● Reading text:
○ ○ ○ ○

Chair of the Advisory Committee on Human Radiation Experiments
- In office 1994–1995
- President: Bill Clinton
- Preceded by: position established
- Succeeded by: position abolished

Personal details
- Born: Philadelphia, Pennsylvania, U.S.
- Alma mater: University of Pennsylvania (B.A.) University of Chicago (M.A.) University of California, Berkeley (MPH, Ph.D.)

= Ruth Faden =

American scientist and academic

Ruth R. Faden is an American scientist, academic, and founder of the Johns Hopkins Berman Institute of Bioethics. She was the Berman Institute's Director from 1995 until 2016, and the inaugural Andreas C. Dracopoulos Director from 2014 to 2016. Faden is the inaugural Philip Franklin Wagley Professor of Biomedical Ethics.

Faden is a member of the Institute of Medicine and a Fellow of The Hastings Center and the American Psychological Association. She has served on President Clinton's Advisory Committee on Human Radiation Experiments, which she chaired. Faden co-launched the Global Food Ethics and Policy Program, sponsor of the 7 by 5 Agenda for Ethics and Global Food Security. She is also a co-founder of the Hinxton Group, a global community committed to advancing ethical and policy challenges in stem cell science, and the Second Wave initiative, an effort to ensure that the health interests of pregnant women are fairly represented in biomedical research and drug and device policies.

In 2011, Faden was the recipient of Lifetime Achievement Awards from the American Society for Bioethics and Humanities (ASBH) and Public Responsibility in Medicine and Research (PRIMR). In 2025, she was the receipient of the Bernard Lo, MD Award in Bioethics from the Greenwall Foundation.

○ ○ ○ ○

● Record extracts:
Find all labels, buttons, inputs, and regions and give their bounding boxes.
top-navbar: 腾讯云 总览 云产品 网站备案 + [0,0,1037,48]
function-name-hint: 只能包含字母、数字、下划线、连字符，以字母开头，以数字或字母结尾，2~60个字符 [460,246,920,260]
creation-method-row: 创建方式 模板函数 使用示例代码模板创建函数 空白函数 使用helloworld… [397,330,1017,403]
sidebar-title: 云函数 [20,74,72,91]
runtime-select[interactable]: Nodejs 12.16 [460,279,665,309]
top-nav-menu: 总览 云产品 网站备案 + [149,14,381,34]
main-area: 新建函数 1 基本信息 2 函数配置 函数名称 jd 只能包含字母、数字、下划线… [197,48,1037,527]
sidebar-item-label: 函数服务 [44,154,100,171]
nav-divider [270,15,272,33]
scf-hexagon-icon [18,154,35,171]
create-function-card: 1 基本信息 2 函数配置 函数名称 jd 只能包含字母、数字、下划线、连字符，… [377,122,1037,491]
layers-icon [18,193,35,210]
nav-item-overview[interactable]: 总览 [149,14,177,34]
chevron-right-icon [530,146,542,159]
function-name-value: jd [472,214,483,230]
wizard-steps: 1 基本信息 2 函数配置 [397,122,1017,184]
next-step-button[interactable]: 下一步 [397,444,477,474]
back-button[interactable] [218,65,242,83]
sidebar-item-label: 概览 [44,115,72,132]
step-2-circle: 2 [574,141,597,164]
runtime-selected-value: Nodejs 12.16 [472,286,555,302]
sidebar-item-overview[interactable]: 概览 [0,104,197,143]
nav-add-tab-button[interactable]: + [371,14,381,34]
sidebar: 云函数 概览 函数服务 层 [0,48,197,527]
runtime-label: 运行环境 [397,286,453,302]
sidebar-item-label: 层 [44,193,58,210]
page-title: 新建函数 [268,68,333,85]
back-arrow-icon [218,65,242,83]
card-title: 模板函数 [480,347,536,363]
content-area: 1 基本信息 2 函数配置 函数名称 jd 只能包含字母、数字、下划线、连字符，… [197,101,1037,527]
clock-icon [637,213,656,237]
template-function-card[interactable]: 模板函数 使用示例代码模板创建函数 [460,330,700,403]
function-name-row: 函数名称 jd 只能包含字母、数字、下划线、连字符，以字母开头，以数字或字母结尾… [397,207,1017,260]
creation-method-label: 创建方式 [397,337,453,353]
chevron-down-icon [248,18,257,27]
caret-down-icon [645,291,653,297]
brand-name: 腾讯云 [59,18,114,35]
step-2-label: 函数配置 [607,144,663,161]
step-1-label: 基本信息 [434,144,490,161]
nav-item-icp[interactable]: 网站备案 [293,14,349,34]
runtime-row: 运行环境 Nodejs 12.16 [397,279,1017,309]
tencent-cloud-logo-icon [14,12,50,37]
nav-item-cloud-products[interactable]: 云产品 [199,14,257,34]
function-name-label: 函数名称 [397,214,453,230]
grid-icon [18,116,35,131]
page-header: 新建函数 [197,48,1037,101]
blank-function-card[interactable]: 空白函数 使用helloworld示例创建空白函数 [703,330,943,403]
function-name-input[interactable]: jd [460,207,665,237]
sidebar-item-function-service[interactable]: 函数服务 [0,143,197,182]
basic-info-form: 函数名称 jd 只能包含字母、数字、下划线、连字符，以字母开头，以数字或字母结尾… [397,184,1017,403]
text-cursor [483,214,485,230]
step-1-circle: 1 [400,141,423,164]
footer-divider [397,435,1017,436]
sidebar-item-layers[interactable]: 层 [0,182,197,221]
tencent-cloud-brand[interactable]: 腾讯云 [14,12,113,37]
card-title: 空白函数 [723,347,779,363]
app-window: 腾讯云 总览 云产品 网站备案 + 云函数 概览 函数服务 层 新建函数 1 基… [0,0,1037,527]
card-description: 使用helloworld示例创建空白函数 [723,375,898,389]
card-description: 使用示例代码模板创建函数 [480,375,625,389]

○ ○ ○ ○

● Activity list:
**a.** Answer these questions using the Ruth Faden article:
(i) In which city was Ruth Faden born?
(ii) During which years was she Director of the Berman Institute?
(iii) Which two organizations gave her Lifetime Achievement Awards in 2011?
**b.** Please write the next part of the Ruth Faden article, picking up after its final sentence.
The entries play no part in this work.

● Answers to the exercises:
**a.**
(i) Philadelphia, Pennsylvania
(ii) From 1995 until 2016
(iii) The American Society for Bioethics and Humanities (ASBH) and Public Responsibility in Medicine and Research (PRIMR)

**b.**
Faden was born and raised in Philadelphia. At 16, Faden was accepted to Temple University, where she studied for two years before transferring to the University of Pennsylvania, where she earned her bachelor's degree. Faden later earned her M.A. from the University of Chicago, and her MPH and PhD from University of California, Berkeley.

==Academic work==
Faden is the author and editor of books and articles on biomedical ethics and public policy, including Social Justice: The Moral Foundations of Public Health and Health Policy (with Madison Powers) and A History and Theory of Informed Consent (with Tom L. Beauchamp). Her latest book (also with Madison Powers) is Structural Injustice: Power, Advantage, and Human Rights.

==Publications==
===Books===
- Faden, Ruth R. (1986). "A History and Theory of Informed Consent"
- Faden, Ruth R. (1996). "HIV, AIDS and Childbearing: Public Policy, Private Lives"
- Faden, Ruth (1991). "AIDS, Women and the Next Generation: Towards a Morally Acceptable Public Policy for HIV Testing of Pregnant Women and Newborns"
- Faden, Ruth (2006). "Social Justice: The Moral Foundations of Public Health and Health Policy"
- Faden, Ruth; Powers, Madison (2019). Structural Injustice: Power, Advantage, and Human Rights. Oxford University Press.